**YOUR TASK:** Among the entries below, find the lines with "JSON" and copy them.

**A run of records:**
— BEGIN —

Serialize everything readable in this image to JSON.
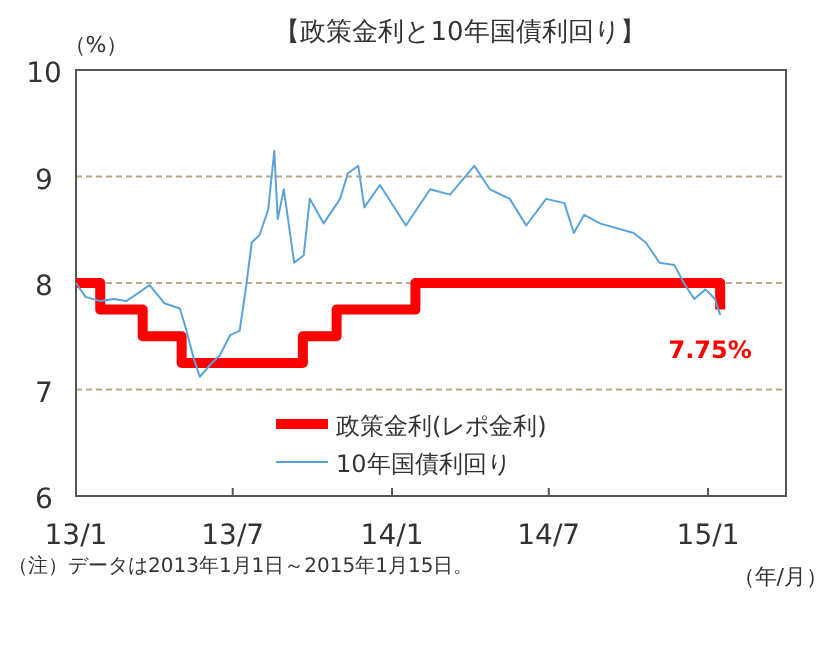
{
  "chart_data": {
    "type": "line",
    "title": "【政策金利と10年国債利回り】",
    "ylabel": "（%）",
    "xlabel": "（年/月）",
    "xlim": [
      "2013-01-01",
      "2015-04-01"
    ],
    "xticks": [
      {
        "value": "2013-01-01",
        "label": "13/1"
      },
      {
        "value": "2013-07-01",
        "label": "13/7"
      },
      {
        "value": "2014-01-01",
        "label": "14/1"
      },
      {
        "value": "2014-07-01",
        "label": "14/7"
      },
      {
        "value": "2015-01-01",
        "label": "15/1"
      }
    ],
    "ylim": [
      6,
      10
    ],
    "yticks": [
      6,
      7,
      8,
      9,
      10
    ],
    "grid": "y",
    "legend": "bottom",
    "series": [
      {
        "name": "政策金利(レポ金利)",
        "type": "step",
        "color": "#ff0000",
        "x": [
          "2013-01-01",
          "2013-01-29",
          "2013-03-19",
          "2013-05-03",
          "2013-09-20",
          "2013-10-29",
          "2014-01-28",
          "2015-01-15"
        ],
        "values": [
          8,
          7.75,
          7.5,
          7.25,
          7.5,
          7.75,
          8,
          7.75
        ]
      },
      {
        "name": "10年国債利回り",
        "type": "line",
        "color": "#5ba3d9",
        "x": [
          "2013-01-01",
          "2013-01-12",
          "2013-01-29",
          "2013-02-14",
          "2013-02-28",
          "2013-03-11",
          "2013-03-27",
          "2013-04-13",
          "2013-05-01",
          "2013-05-08",
          "2013-05-17",
          "2013-05-24",
          "2013-06-07",
          "2013-06-16",
          "2013-06-28",
          "2013-07-09",
          "2013-07-16",
          "2013-07-23",
          "2013-08-01",
          "2013-08-11",
          "2013-08-18",
          "2013-08-22",
          "2013-08-29",
          "2013-09-10",
          "2013-09-21",
          "2013-09-28",
          "2013-10-14",
          "2013-11-02",
          "2013-11-11",
          "2013-11-23",
          "2013-11-30",
          "2013-12-18",
          "2014-01-17",
          "2014-02-14",
          "2014-03-09",
          "2014-04-06",
          "2014-04-24",
          "2014-05-17",
          "2014-06-05",
          "2014-06-28",
          "2014-07-19",
          "2014-07-30",
          "2014-08-11",
          "2014-08-29",
          "2014-10-07",
          "2014-10-21",
          "2014-11-06",
          "2014-11-23",
          "2014-12-04",
          "2014-12-16",
          "2014-12-29",
          "2015-01-09",
          "2015-01-15"
        ],
        "values": [
          8.0,
          7.87,
          7.83,
          7.85,
          7.83,
          7.89,
          7.98,
          7.81,
          7.76,
          7.57,
          7.29,
          7.12,
          7.25,
          7.32,
          7.51,
          7.55,
          7.94,
          8.38,
          8.45,
          8.69,
          9.24,
          8.6,
          8.88,
          8.19,
          8.26,
          8.79,
          8.56,
          8.79,
          9.03,
          9.1,
          8.71,
          8.92,
          8.54,
          8.88,
          8.83,
          9.1,
          8.88,
          8.79,
          8.54,
          8.79,
          8.75,
          8.47,
          8.64,
          8.56,
          8.47,
          8.38,
          8.19,
          8.17,
          8.0,
          7.85,
          7.94,
          7.85,
          7.7
        ]
      }
    ],
    "annotations": [
      {
        "text": "7.75%",
        "x": "2015-01-15",
        "y": 7.75
      },
      "（注）データは2013年1月1日～2015年1月15日。"
    ]
  }
}
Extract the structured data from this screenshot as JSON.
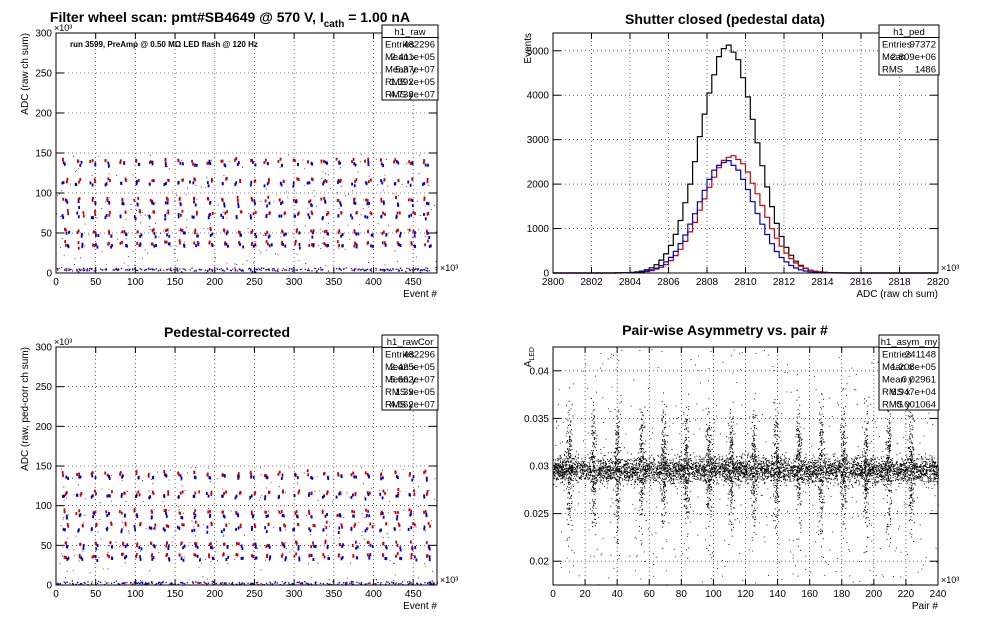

— END —

**IN RESPONSE:**
Serialize everything readable in this image to JSON.
Extract the structured data from this screenshot as JSON.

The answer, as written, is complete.